### GIVEN EXERCISE
Return every entry exactly.

### Data records
---
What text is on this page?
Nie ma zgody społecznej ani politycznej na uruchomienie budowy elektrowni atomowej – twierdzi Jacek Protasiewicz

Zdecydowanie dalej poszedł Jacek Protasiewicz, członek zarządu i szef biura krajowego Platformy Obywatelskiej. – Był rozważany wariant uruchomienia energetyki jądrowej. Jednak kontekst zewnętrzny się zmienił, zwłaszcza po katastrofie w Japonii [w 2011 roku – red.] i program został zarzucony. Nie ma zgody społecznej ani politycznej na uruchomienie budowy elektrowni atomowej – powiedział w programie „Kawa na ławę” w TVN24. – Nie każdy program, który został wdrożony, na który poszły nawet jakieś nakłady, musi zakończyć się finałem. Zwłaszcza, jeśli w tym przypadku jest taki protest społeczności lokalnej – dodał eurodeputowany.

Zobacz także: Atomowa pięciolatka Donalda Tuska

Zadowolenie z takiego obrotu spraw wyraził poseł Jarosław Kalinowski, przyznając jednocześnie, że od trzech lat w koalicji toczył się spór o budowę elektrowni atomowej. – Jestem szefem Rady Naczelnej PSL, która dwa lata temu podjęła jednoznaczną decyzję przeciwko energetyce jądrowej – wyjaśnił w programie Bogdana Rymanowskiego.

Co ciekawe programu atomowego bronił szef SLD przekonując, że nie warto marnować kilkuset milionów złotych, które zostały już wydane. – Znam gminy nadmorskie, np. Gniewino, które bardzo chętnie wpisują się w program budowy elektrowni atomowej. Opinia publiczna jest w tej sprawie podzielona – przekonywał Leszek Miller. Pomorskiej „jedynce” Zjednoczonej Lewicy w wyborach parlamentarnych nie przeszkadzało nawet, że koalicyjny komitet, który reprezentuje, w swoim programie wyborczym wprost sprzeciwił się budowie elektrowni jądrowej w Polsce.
---
### EXERCISE OUTPUT
What text is on this page?
Nie ma zgody społecznej ani politycznej na uruchomienie budowy elektrowni atomowej – twierdzi Jacek Protasiewicz

Zdecydowanie dalej poszedł Jacek Protasiewicz, członek zarządu i szef biura krajowego Platformy Obywatelskiej. – Był rozważany wariant uruchomienia energetyki jądrowej. Jednak kontekst zewnętrzny się zmienił, zwłaszcza po katastrofie w Japonii [w 2011 roku – red.] i program został zarzucony. Nie ma zgody społecznej ani politycznej na uruchomienie budowy elektrowni atomowej – powiedział w programie „Kawa na ławę” w TVN24. – Nie każdy program, który został wdrożony, na który poszły nawet jakieś nakłady, musi zakończyć się finałem. Zwłaszcza, jeśli w tym przypadku jest taki protest społeczności lokalnej – dodał eurodeputowany.

Zobacz także: Atomowa pięciolatka Donalda Tuska

Zadowolenie z takiego obrotu spraw wyraził poseł Jarosław Kalinowski, przyznając jednocześnie, że od trzech lat w koalicji toczył się spór o budowę elektrowni atomowej. – Jestem szefem Rady Naczelnej PSL, która dwa lata temu podjęła jednoznaczną decyzję przeciwko energetyce jądrowej – wyjaśnił w programie Bogdana Rymanowskiego.

Co ciekawe programu atomowego bronił szef SLD przekonując, że nie warto marnować kilkuset milionów złotych, które zostały już wydane. – Znam gminy nadmorskie, np. Gniewino, które bardzo chętnie wpisują się w program budowy elektrowni atomowej. Opinia publiczna jest w tej sprawie podzielona – przekonywał Leszek Miller. Pomorskiej „jedynce” Zjednoczonej Lewicy w wyborach parlamentarnych nie przeszkadzało nawet, że koalicyjny komitet, który reprezentuje, w swoim programie wyborczym wprost sprzeciwił się budowie elektrowni jądrowej w Polsce.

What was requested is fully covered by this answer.